# What to work on
Among the entries below, find the lines with "gīng" and copy them.

# Dataset entries
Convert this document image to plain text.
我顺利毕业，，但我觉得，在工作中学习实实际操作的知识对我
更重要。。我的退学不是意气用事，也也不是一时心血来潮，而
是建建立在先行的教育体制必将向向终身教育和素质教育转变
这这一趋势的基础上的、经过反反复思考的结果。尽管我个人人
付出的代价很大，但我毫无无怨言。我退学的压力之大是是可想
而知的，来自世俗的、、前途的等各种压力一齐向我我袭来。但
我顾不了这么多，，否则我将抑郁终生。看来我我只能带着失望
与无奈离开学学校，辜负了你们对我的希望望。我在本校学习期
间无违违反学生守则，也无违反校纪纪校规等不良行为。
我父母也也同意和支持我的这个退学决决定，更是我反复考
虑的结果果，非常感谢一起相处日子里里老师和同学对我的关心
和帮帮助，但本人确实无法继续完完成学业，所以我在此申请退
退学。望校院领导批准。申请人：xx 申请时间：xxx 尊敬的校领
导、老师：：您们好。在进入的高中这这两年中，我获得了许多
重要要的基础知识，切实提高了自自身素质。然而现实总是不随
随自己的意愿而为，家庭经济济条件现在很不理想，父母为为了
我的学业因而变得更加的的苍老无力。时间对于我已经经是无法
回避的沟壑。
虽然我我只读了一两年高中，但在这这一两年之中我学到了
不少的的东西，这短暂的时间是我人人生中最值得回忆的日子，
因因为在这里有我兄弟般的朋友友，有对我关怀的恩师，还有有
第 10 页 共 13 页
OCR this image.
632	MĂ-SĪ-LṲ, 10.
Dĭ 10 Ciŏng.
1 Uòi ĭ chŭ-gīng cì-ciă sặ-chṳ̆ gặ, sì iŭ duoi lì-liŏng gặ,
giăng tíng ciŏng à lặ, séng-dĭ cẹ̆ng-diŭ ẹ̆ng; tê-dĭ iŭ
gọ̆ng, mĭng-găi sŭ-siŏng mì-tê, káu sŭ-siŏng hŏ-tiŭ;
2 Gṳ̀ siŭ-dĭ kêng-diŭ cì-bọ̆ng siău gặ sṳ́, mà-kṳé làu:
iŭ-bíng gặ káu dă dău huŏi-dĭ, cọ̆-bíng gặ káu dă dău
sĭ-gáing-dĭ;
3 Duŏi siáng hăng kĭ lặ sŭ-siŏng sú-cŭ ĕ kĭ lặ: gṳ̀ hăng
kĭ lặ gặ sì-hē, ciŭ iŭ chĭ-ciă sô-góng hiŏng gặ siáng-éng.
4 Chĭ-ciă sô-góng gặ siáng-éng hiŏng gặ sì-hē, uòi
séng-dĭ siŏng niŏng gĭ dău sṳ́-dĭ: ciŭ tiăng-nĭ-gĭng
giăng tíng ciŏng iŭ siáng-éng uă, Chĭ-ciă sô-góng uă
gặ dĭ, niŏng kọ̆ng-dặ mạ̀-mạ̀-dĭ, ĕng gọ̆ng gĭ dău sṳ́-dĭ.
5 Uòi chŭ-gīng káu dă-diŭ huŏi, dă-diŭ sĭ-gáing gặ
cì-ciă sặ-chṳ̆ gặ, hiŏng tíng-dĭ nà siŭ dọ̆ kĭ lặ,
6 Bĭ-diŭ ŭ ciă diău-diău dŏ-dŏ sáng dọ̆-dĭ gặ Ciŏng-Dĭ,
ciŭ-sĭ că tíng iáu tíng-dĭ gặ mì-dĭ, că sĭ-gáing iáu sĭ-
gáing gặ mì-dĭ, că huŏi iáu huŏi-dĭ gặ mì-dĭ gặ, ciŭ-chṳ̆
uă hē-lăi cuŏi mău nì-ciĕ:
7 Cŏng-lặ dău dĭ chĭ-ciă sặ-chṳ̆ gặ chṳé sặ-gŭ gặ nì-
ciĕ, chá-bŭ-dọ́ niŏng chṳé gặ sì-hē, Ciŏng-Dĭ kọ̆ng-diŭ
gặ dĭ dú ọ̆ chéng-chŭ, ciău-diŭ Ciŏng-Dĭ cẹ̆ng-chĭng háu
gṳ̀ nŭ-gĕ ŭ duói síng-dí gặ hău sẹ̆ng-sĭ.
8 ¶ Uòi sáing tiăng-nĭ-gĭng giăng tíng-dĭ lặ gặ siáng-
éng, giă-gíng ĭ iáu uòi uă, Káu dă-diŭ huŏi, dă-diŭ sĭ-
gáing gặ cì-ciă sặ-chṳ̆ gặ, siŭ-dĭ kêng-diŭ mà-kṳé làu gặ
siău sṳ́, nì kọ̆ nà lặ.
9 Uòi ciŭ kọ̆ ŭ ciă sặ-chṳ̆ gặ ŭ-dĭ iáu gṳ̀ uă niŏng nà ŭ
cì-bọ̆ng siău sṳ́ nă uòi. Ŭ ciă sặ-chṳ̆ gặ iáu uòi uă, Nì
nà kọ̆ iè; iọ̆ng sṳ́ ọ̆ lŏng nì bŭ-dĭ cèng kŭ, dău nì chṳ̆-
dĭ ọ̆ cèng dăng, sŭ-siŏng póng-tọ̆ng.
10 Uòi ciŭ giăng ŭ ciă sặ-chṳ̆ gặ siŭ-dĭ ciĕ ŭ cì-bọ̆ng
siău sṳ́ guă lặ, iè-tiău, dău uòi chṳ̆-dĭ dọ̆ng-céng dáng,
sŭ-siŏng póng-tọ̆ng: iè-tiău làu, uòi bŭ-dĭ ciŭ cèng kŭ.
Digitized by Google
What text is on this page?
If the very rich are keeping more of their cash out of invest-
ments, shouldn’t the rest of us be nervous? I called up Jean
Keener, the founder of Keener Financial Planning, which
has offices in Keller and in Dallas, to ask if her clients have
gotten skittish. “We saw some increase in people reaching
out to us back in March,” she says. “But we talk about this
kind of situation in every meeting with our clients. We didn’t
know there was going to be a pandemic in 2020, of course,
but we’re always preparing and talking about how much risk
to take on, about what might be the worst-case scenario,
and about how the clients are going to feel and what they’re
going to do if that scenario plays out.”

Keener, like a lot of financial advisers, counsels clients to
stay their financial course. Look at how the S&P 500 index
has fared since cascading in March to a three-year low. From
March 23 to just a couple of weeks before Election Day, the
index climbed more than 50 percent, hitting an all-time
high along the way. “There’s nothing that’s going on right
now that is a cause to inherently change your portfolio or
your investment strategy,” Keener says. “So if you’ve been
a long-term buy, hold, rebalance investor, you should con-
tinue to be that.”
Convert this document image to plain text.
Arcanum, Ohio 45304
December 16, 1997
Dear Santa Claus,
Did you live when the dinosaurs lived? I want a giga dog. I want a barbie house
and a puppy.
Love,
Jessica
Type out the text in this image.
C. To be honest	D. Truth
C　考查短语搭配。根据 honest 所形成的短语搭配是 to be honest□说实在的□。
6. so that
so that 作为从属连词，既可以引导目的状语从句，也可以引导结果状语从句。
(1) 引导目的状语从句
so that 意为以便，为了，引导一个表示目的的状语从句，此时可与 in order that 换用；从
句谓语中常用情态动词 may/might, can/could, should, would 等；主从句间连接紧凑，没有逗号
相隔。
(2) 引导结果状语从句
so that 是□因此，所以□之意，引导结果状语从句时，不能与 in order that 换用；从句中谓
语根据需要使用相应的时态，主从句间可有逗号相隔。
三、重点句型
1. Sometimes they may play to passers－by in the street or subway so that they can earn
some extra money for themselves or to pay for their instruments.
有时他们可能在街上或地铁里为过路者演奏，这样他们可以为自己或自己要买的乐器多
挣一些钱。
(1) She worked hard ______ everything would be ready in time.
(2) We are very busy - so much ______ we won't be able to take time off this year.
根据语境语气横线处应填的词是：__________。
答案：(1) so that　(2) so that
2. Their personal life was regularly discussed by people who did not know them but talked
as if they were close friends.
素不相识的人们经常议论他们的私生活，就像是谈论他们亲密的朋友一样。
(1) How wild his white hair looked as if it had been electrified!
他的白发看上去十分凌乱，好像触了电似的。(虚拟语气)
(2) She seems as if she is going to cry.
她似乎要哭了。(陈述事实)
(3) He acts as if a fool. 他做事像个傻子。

# Solved problem
1 Uòi ĭ chŭ-gīng cì-ciă sặ-chṳ̆ gặ, sì iŭ duoi lì-liŏng gặ,
5 Uòi chŭ-gīng káu dă-diŭ huŏi, dă-diŭ sĭ-gáing gặ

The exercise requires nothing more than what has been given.